Exercise aim | Write out every entry exactly as it appears.
Begin
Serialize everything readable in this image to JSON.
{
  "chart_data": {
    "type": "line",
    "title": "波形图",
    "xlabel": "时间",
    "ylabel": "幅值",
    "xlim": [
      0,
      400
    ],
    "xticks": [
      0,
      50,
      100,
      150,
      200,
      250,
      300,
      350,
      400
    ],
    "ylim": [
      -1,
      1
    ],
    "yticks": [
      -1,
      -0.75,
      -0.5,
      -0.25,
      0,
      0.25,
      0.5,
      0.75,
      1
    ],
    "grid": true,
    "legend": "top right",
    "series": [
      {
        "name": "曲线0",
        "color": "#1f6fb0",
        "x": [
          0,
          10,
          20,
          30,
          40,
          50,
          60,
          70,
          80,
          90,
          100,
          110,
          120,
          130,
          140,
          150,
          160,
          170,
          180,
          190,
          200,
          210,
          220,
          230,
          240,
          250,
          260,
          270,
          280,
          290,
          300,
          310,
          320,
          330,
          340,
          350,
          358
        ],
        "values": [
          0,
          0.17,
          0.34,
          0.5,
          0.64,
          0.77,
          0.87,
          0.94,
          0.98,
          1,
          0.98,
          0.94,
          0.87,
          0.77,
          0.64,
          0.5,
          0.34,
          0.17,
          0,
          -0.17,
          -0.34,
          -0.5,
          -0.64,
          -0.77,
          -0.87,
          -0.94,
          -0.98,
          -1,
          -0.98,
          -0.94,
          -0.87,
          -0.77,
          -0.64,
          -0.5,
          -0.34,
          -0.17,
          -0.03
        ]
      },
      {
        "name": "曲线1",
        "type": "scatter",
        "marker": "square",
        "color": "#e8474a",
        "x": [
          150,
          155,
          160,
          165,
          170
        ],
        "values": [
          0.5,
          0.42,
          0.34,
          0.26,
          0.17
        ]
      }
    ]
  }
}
End
Correct response |
Serialize everything readable in this image to JSON.
{
  "chart_data": {
    "type": "line",
    "title": "波形图",
    "xlabel": "时间",
    "ylabel": "幅值",
    "xlim": [
      0,
      400
    ],
    "xticks": [
      0,
      50,
      100,
      150,
      200,
      250,
      300,
      350,
      400
    ],
    "ylim": [
      -1,
      1
    ],
    "yticks": [
      -1,
      -0.75,
      -0.5,
      -0.25,
      0,
      0.25,
      0.5,
      0.75,
      1
    ],
    "grid": true,
    "legend": "top right",
    "series": [
      {
        "name": "曲线0",
        "color": "#1f6fb0",
        "x": [
          0,
          10,
          20,
          30,
          40,
          50,
          60,
          70,
          80,
          90,
          100,
          110,
          120,
          130,
          140,
          150,
          160,
          170,
          180,
          190,
          200,
          210,
          220,
          230,
          240,
          250,
          260,
          270,
          280,
          290,
          300,
          310,
          320,
          330,
          340,
          350,
          358
        ],
        "values": [
          0,
          0.17,
          0.34,
          0.5,
          0.64,
          0.77,
          0.87,
          0.94,
          0.98,
          1,
          0.98,
          0.94,
          0.87,
          0.77,
          0.64,
          0.5,
          0.34,
          0.17,
          0,
          -0.17,
          -0.34,
          -0.5,
          -0.64,
          -0.77,
          -0.87,
          -0.94,
          -0.98,
          -1,
          -0.98,
          -0.94,
          -0.87,
          -0.77,
          -0.64,
          -0.5,
          -0.34,
          -0.17,
          -0.03
        ]
      },
      {
        "name": "曲线1",
        "type": "scatter",
        "marker": "square",
        "color": "#e8474a",
        "x": [
          150,
          155,
          160,
          165,
          170
        ],
        "values": [
          0.5,
          0.42,
          0.34,
          0.26,
          0.17
        ]
      }
    ]
  }
}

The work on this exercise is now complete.